---------- Raw records
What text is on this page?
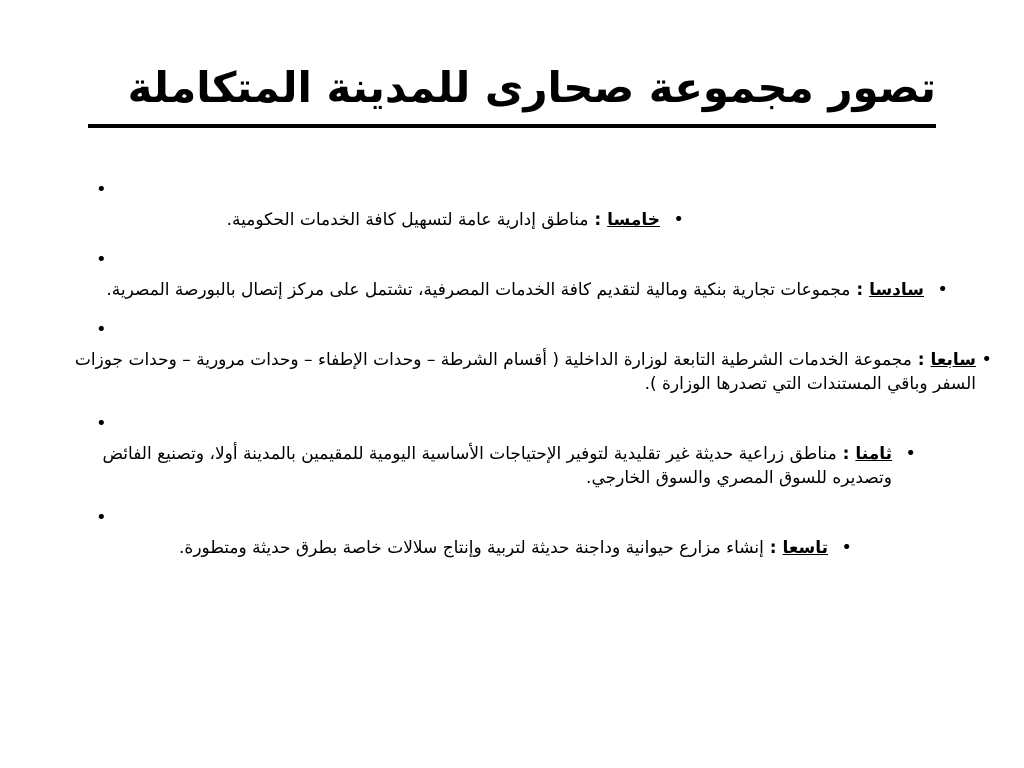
تصور مجموعة صحارى للمدينة المتكاملة
•
•
خامسا : مناطق إدارية عامة لتسهيل كافة الخدمات الحكومية.
•
•
سادسا : مجموعات تجارية بنكية ومالية لتقديم كافة الخدمات المصرفية، تشتمل على مركز إتصال بالبورصة المصرية.
•
•
سابعا : مجموعة الخدمات الشرطية التابعة لوزارة الداخلية ( أقسام الشرطة – وحدات الإطفاء – وحدات مرورية – وحدات جوزات السفر وباقي المستندات التي تصدرها الوزارة ).
•
•
ثامنا : مناطق زراعية حديثة غير تقليدية لتوفير الإحتياجات الأساسية اليومية للمقيمين بالمدينة أولا، وتصنيع الفائض وتصديره للسوق المصري والسوق الخارجي.
•
•
تاسعا : إنشاء مزارع حيوانية وداجنة حديثة لتربية وإنتاج سلالات خاصة بطرق حديثة ومتطورة.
--------------------
→ Short task: Write the entries above out in full, exactly, with no images.

→ Answer to this task:
What text is on this page?
تصور مجموعة صحارى للمدينة المتكاملة
•
•
خامسا : مناطق إدارية عامة لتسهيل كافة الخدمات الحكومية.
•
•
سادسا : مجموعات تجارية بنكية ومالية لتقديم كافة الخدمات المصرفية، تشتمل على مركز إتصال بالبورصة المصرية.
•
•
سابعا : مجموعة الخدمات الشرطية التابعة لوزارة الداخلية ( أقسام الشرطة – وحدات الإطفاء – وحدات مرورية – وحدات جوزات السفر وباقي المستندات التي تصدرها الوزارة ).
•
•
ثامنا : مناطق زراعية حديثة غير تقليدية لتوفير الإحتياجات الأساسية اليومية للمقيمين بالمدينة أولا، وتصنيع الفائض وتصديره للسوق المصري والسوق الخارجي.
•
•
تاسعا : إنشاء مزارع حيوانية وداجنة حديثة لتربية وإنتاج سلالات خاصة بطرق حديثة ومتطورة.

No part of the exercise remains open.